To be done: Take the entries below and reproduce them word for word.

○ ○ ○ ○ ○ ○ ○

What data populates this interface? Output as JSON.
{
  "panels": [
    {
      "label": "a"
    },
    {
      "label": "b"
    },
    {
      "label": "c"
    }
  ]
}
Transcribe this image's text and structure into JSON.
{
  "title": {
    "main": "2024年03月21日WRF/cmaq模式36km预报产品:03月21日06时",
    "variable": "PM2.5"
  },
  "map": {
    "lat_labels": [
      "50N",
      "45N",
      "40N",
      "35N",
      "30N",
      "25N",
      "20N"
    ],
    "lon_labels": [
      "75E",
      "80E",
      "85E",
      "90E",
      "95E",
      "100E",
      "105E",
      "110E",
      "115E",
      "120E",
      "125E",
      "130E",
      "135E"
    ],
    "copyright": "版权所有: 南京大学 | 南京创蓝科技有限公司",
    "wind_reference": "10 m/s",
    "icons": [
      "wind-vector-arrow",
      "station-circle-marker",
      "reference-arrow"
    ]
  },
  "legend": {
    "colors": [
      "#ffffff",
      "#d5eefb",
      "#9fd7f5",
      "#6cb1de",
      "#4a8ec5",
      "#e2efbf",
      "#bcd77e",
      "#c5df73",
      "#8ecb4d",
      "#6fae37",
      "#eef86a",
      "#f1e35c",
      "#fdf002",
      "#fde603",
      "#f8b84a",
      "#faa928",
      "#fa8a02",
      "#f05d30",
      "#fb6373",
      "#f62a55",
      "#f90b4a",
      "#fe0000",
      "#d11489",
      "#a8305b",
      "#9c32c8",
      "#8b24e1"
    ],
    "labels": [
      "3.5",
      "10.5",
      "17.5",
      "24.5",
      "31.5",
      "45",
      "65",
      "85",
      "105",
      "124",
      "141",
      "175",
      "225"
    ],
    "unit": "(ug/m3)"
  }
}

○ ○ ○ ○ ○ ○ ○

Written solution:
What data populates this interface? Output as JSON.
{
  "panels": [
    {
      "label": "a"
    },
    {
      "label": "b"
    },
    {
      "label": "c"
    }
  ]
}
Transcribe this image's text and structure into JSON.
{
  "title": {
    "main": "2024年03月21日WRF/cmaq模式36km预报产品:03月21日06时",
    "variable": "PM2.5"
  },
  "map": {
    "lat_labels": [
      "50N",
      "45N",
      "40N",
      "35N",
      "30N",
      "25N",
      "20N"
    ],
    "lon_labels": [
      "75E",
      "80E",
      "85E",
      "90E",
      "95E",
      "100E",
      "105E",
      "110E",
      "115E",
      "120E",
      "125E",
      "130E",
      "135E"
    ],
    "copyright": "版权所有: 南京大学 | 南京创蓝科技有限公司",
    "wind_reference": "10 m/s",
    "icons": [
      "wind-vector-arrow",
      "station-circle-marker",
      "reference-arrow"
    ]
  },
  "legend": {
    "colors": [
      "#ffffff",
      "#d5eefb",
      "#9fd7f5",
      "#6cb1de",
      "#4a8ec5",
      "#e2efbf",
      "#bcd77e",
      "#c5df73",
      "#8ecb4d",
      "#6fae37",
      "#eef86a",
      "#f1e35c",
      "#fdf002",
      "#fde603",
      "#f8b84a",
      "#faa928",
      "#fa8a02",
      "#f05d30",
      "#fb6373",
      "#f62a55",
      "#f90b4a",
      "#fe0000",
      "#d11489",
      "#a8305b",
      "#9c32c8",
      "#8b24e1"
    ],
    "labels": [
      "3.5",
      "10.5",
      "17.5",
      "24.5",
      "31.5",
      "45",
      "65",
      "85",
      "105",
      "124",
      "141",
      "175",
      "225"
    ],
    "unit": "(ug/m3)"
  }
}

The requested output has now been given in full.